- _Task_
Of all the lines in these entries, how many contain the string "Corner"? Give only that count.

---

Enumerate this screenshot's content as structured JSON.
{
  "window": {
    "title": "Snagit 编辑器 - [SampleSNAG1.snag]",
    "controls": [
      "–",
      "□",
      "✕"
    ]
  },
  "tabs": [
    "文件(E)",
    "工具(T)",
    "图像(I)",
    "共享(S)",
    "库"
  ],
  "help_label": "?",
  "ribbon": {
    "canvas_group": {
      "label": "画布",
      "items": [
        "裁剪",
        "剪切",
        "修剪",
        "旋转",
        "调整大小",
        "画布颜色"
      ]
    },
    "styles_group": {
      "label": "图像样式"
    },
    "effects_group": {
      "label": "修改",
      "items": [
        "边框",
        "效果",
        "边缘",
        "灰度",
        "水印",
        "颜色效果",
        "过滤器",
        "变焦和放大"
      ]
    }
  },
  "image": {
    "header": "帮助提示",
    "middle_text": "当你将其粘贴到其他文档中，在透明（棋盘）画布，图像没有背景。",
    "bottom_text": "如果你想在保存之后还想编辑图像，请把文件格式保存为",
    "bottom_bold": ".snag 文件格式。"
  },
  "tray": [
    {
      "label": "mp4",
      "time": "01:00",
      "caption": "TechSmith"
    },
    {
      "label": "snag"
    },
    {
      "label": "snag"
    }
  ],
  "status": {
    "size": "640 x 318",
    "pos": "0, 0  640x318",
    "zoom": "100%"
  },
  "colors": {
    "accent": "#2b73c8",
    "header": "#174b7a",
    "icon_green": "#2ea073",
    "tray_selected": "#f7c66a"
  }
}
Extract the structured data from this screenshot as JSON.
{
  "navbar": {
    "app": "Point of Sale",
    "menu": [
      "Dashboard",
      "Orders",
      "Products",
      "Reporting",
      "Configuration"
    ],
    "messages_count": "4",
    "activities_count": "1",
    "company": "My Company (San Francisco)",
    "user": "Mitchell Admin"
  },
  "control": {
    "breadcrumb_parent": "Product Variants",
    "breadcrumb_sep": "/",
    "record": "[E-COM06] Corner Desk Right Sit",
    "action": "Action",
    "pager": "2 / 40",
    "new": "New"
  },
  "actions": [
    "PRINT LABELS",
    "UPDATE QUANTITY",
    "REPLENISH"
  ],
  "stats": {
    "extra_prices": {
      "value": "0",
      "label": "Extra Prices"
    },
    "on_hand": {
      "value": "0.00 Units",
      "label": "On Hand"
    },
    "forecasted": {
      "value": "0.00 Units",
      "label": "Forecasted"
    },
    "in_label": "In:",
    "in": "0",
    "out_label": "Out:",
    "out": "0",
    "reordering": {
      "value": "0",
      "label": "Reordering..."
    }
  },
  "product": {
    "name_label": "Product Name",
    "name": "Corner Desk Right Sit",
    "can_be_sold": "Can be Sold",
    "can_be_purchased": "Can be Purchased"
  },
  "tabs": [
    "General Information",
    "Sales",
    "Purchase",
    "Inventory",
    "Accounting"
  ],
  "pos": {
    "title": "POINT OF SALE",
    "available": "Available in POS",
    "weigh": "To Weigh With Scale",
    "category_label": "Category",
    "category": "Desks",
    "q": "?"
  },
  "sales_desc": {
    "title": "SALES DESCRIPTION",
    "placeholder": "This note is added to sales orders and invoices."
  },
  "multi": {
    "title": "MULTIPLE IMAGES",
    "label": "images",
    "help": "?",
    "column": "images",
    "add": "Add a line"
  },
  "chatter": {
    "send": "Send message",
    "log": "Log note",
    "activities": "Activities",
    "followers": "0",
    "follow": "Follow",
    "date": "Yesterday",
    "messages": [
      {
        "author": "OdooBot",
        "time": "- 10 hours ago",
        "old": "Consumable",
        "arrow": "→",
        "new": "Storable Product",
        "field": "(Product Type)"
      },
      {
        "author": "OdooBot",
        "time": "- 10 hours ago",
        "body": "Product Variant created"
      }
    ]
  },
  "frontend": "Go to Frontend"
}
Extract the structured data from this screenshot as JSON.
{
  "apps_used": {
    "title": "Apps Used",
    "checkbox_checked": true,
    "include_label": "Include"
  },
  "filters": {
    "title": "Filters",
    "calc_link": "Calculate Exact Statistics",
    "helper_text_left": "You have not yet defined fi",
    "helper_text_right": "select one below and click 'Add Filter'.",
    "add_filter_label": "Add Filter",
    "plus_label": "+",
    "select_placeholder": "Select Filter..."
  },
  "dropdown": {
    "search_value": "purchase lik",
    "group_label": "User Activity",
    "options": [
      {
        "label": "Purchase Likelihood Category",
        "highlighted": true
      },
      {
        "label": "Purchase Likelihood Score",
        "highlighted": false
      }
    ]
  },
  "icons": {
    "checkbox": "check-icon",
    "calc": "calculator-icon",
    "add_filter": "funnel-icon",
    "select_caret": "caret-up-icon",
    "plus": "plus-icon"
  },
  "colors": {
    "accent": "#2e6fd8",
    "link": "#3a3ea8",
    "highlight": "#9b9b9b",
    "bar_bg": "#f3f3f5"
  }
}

---

- _Output_
2